WHAT THIS TASK INVOLVES: Each line containing the word "color" needs to be copied.

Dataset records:
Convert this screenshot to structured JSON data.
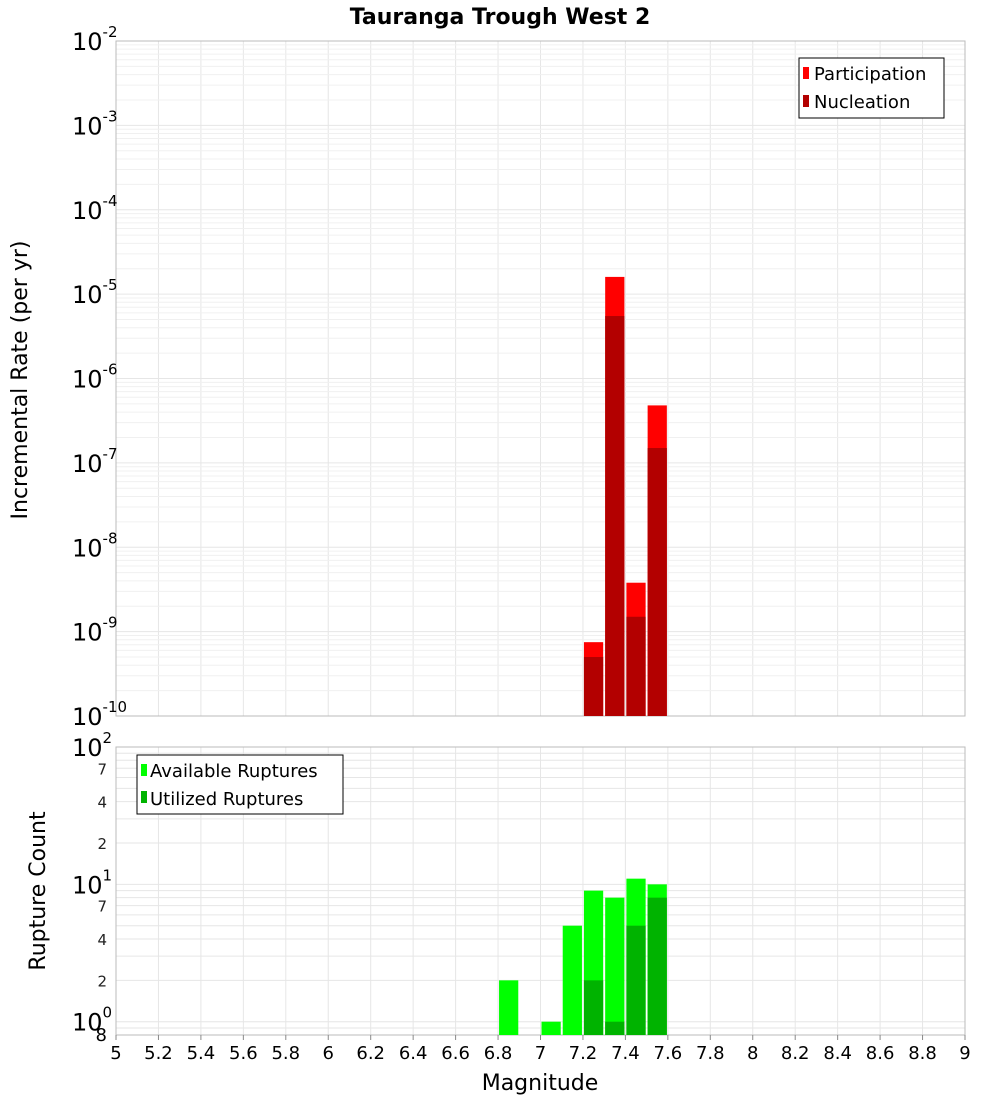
{
  "chart_data": [
    {
      "type": "bar",
      "title": "Tauranga Trough West 2",
      "xlabel": "Magnitude",
      "ylabel": "Incremental Rate (per yr)",
      "yscale": "log",
      "ylim": [
        1e-10,
        0.01
      ],
      "xlim": [
        5,
        9
      ],
      "bin_width": 0.1,
      "legend_position": "top-right",
      "y_tick_labels": [
        {
          "base": "10",
          "exp": "-10"
        },
        {
          "base": "10",
          "exp": "-9"
        },
        {
          "base": "10",
          "exp": "-8"
        },
        {
          "base": "10",
          "exp": "-7"
        },
        {
          "base": "10",
          "exp": "-6"
        },
        {
          "base": "10",
          "exp": "-5"
        },
        {
          "base": "10",
          "exp": "-4"
        },
        {
          "base": "10",
          "exp": "-3"
        },
        {
          "base": "10",
          "exp": "-2"
        }
      ],
      "series": [
        {
          "name": "Participation",
          "color": "#ff0000",
          "x": [
            7.25,
            7.35,
            7.45,
            7.55
          ],
          "values": [
            7.5e-10,
            1.6e-05,
            3.8e-09,
            4.8e-07
          ]
        },
        {
          "name": "Nucleation",
          "color": "#b30000",
          "x": [
            7.25,
            7.35,
            7.45,
            7.55
          ],
          "values": [
            5e-10,
            5.5e-06,
            1.5e-09,
            1.5e-07
          ]
        }
      ]
    },
    {
      "type": "bar",
      "xlabel": "Magnitude",
      "ylabel": "Rupture Count",
      "yscale": "log",
      "ylim": [
        0.8,
        100
      ],
      "xlim": [
        5,
        9
      ],
      "bin_width": 0.1,
      "legend_position": "top-left",
      "y_tick_labels": [
        {
          "base": "10",
          "exp": "0"
        },
        {
          "base": "10",
          "exp": "1"
        },
        {
          "base": "10",
          "exp": "2"
        }
      ],
      "y_minor_labels": [
        "8",
        "2",
        "4",
        "7",
        "2",
        "4",
        "7"
      ],
      "series": [
        {
          "name": "Available Ruptures",
          "color": "#00ff00",
          "x": [
            6.85,
            7.05,
            7.15,
            7.25,
            7.35,
            7.45,
            7.55
          ],
          "values": [
            2,
            1,
            5,
            9,
            8,
            11,
            10
          ]
        },
        {
          "name": "Utilized Ruptures",
          "color": "#00b300",
          "x": [
            7.25,
            7.35,
            7.45,
            7.55
          ],
          "values": [
            2,
            1,
            5,
            8
          ]
        }
      ]
    }
  ],
  "x_tick_labels": [
    "5",
    "5.2",
    "5.4",
    "5.6",
    "5.8",
    "6",
    "6.2",
    "6.4",
    "6.6",
    "6.8",
    "7",
    "7.2",
    "7.4",
    "7.6",
    "7.8",
    "8",
    "8.2",
    "8.4",
    "8.6",
    "8.8",
    "9"
  ]
}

RESULT OF THIS TASK:
          "color": "#ff0000",
          "color": "#b30000",
          "color": "#00ff00",
          "color": "#00b300",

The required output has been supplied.